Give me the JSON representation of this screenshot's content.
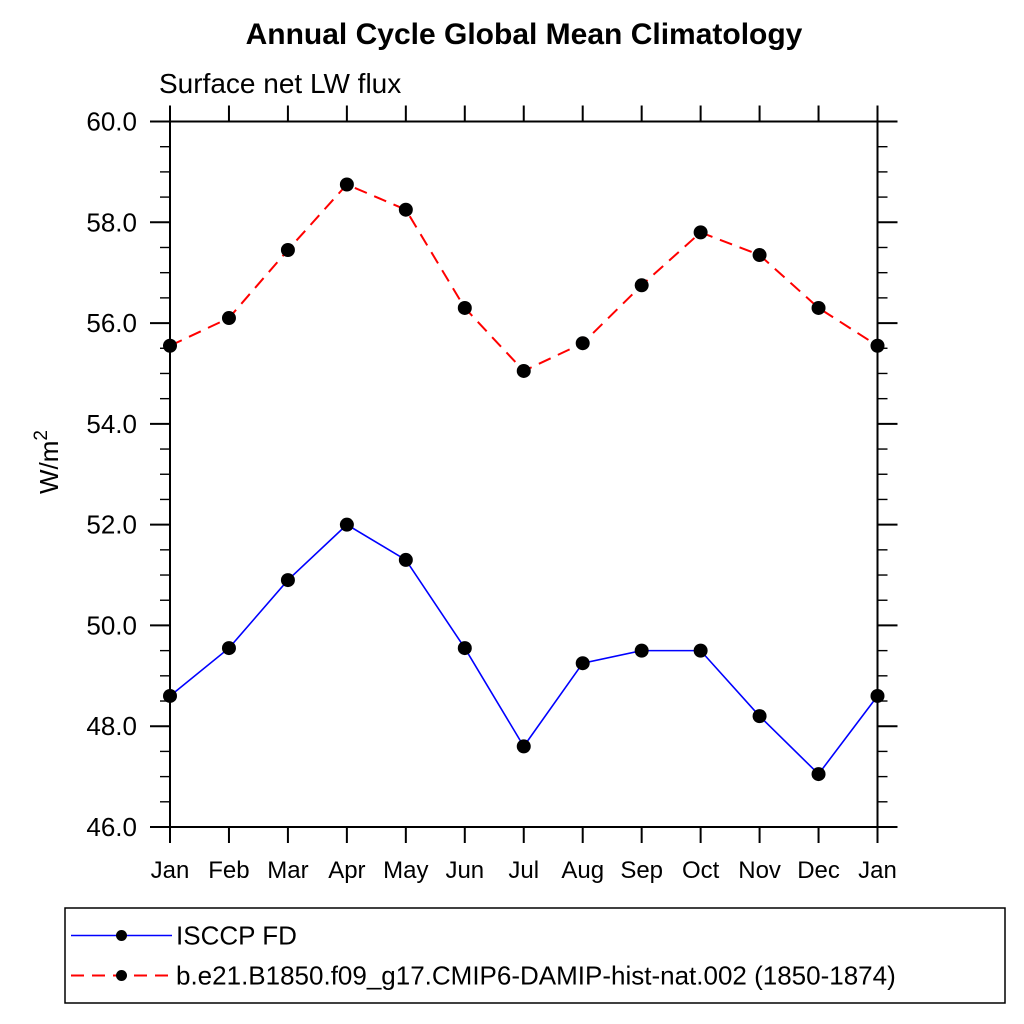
{
  "chart_data": {
    "type": "line",
    "title": "Annual Cycle Global Mean Climatology",
    "subtitle": "Surface net LW flux",
    "ylabel": "W/m²",
    "xlabel": "",
    "categories": [
      "Jan",
      "Feb",
      "Mar",
      "Apr",
      "May",
      "Jun",
      "Jul",
      "Aug",
      "Sep",
      "Oct",
      "Nov",
      "Dec",
      "Jan"
    ],
    "ylim": [
      46.0,
      60.0
    ],
    "y_major_step": 2.0,
    "y_minor_step": 0.5,
    "y_tick_labels": [
      "46.0",
      "48.0",
      "50.0",
      "52.0",
      "54.0",
      "56.0",
      "58.0",
      "60.0"
    ],
    "grid": false,
    "legend_position": "bottom",
    "marker": "filled-circle",
    "marker_color": "#000000",
    "series": [
      {
        "name": "ISCCP FD",
        "color": "#0000ff",
        "line_style": "solid",
        "values": [
          48.6,
          49.55,
          50.9,
          52.0,
          51.3,
          49.55,
          47.6,
          49.25,
          49.5,
          49.5,
          48.2,
          47.05,
          48.6
        ]
      },
      {
        "name": "b.e21.B1850.f09_g17.CMIP6-DAMIP-hist-nat.002 (1850-1874)",
        "color": "#ff0000",
        "line_style": "dashed",
        "values": [
          55.55,
          56.1,
          57.45,
          58.75,
          58.25,
          56.3,
          55.05,
          55.6,
          56.75,
          57.8,
          57.35,
          56.3,
          55.55
        ]
      }
    ]
  }
}
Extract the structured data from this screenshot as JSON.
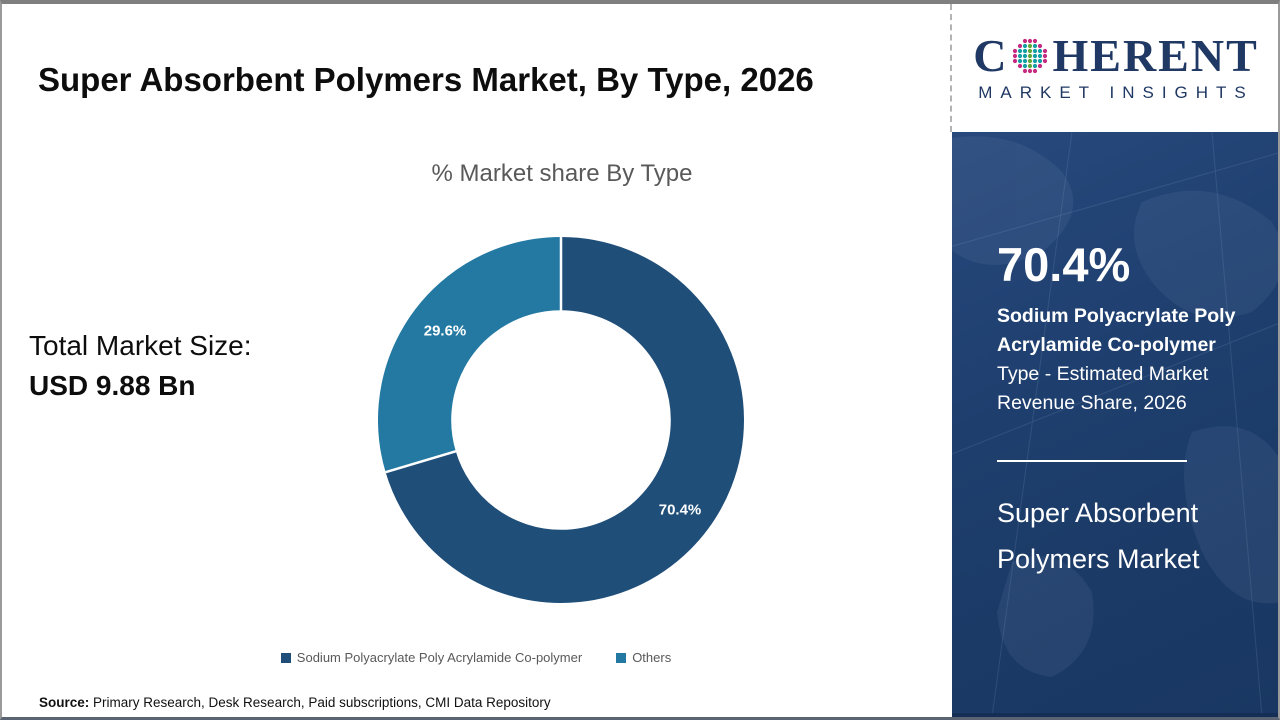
{
  "header": {
    "title": "Super Absorbent Polymers Market, By Type, 2026"
  },
  "logo": {
    "prefix": "C",
    "suffix": "HERENT",
    "subtitle": "MARKET INSIGHTS"
  },
  "total_market": {
    "label": "Total Market Size:",
    "value": "USD 9.88 Bn"
  },
  "chart_data": {
    "type": "pie",
    "subtype": "donut",
    "title": "% Market share By Type",
    "categories": [
      "Sodium Polyacrylate Poly Acrylamide Co-polymer",
      "Others"
    ],
    "values": [
      70.4,
      29.6
    ],
    "data_labels": [
      "70.4%",
      "29.6%"
    ],
    "colors": [
      "#1F4E79",
      "#2379A2"
    ],
    "inner_radius_ratio": 0.6,
    "start_angle_deg": 0,
    "legend_position": "bottom"
  },
  "sidebar": {
    "stat_value": "70.4%",
    "stat_label_bold": "Sodium Polyacrylate Poly Acrylamide Co-polymer",
    "stat_label_regular": "Type - Estimated Market Revenue Share, 2026",
    "market_name": "Super Absorbent Polymers Market"
  },
  "source": {
    "label": "Source:",
    "text": " Primary Research, Desk Research, Paid subscriptions, CMI Data Repository"
  }
}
┄┄┄┄┄┄
Objective
Give back each entry exactly as it appears, with no pictures.

Result for this exercise
Give me the JSON representation of this screenshot's content.
{
  "chart_data": {
    "type": "line",
    "title": "Annual Cycle Global Mean Climatology",
    "subtitle": "Surface net LW flux",
    "ylabel": "W/m²",
    "xlabel": "",
    "categories": [
      "Jan",
      "Feb",
      "Mar",
      "Apr",
      "May",
      "Jun",
      "Jul",
      "Aug",
      "Sep",
      "Oct",
      "Nov",
      "Dec",
      "Jan"
    ],
    "ylim": [
      46.0,
      60.0
    ],
    "y_major_step": 2.0,
    "y_minor_step": 0.5,
    "y_tick_labels": [
      "46.0",
      "48.0",
      "50.0",
      "52.0",
      "54.0",
      "56.0",
      "58.0",
      "60.0"
    ],
    "grid": false,
    "legend_position": "bottom",
    "marker": "filled-circle",
    "marker_color": "#000000",
    "series": [
      {
        "name": "ISCCP FD",
        "color": "#0000ff",
        "line_style": "solid",
        "values": [
          48.6,
          49.55,
          50.9,
          52.0,
          51.3,
          49.55,
          47.6,
          49.25,
          49.5,
          49.5,
          48.2,
          47.05,
          48.6
        ]
      },
      {
        "name": "b.e21.B1850.f09_g17.CMIP6-DAMIP-hist-nat.002 (1850-1874)",
        "color": "#ff0000",
        "line_style": "dashed",
        "values": [
          55.55,
          56.1,
          57.45,
          58.75,
          58.25,
          56.3,
          55.05,
          55.6,
          56.75,
          57.8,
          57.35,
          56.3,
          55.55
        ]
      }
    ]
  }
}
Extract the structured data from this screenshot as JSON.
{
  "header": {
    "title": "Super Absorbent Polymers Market, By Type, 2026"
  },
  "logo": {
    "prefix": "C",
    "suffix": "HERENT",
    "subtitle": "MARKET INSIGHTS"
  },
  "total_market": {
    "label": "Total Market Size:",
    "value": "USD 9.88 Bn"
  },
  "chart_data": {
    "type": "pie",
    "subtype": "donut",
    "title": "% Market share By Type",
    "categories": [
      "Sodium Polyacrylate Poly Acrylamide Co-polymer",
      "Others"
    ],
    "values": [
      70.4,
      29.6
    ],
    "data_labels": [
      "70.4%",
      "29.6%"
    ],
    "colors": [
      "#1F4E79",
      "#2379A2"
    ],
    "inner_radius_ratio": 0.6,
    "start_angle_deg": 0,
    "legend_position": "bottom"
  },
  "sidebar": {
    "stat_value": "70.4%",
    "stat_label_bold": "Sodium Polyacrylate Poly Acrylamide Co-polymer",
    "stat_label_regular": "Type - Estimated Market Revenue Share, 2026",
    "market_name": "Super Absorbent Polymers Market"
  },
  "source": {
    "label": "Source:",
    "text": " Primary Research, Desk Research, Paid subscriptions, CMI Data Repository"
  }
}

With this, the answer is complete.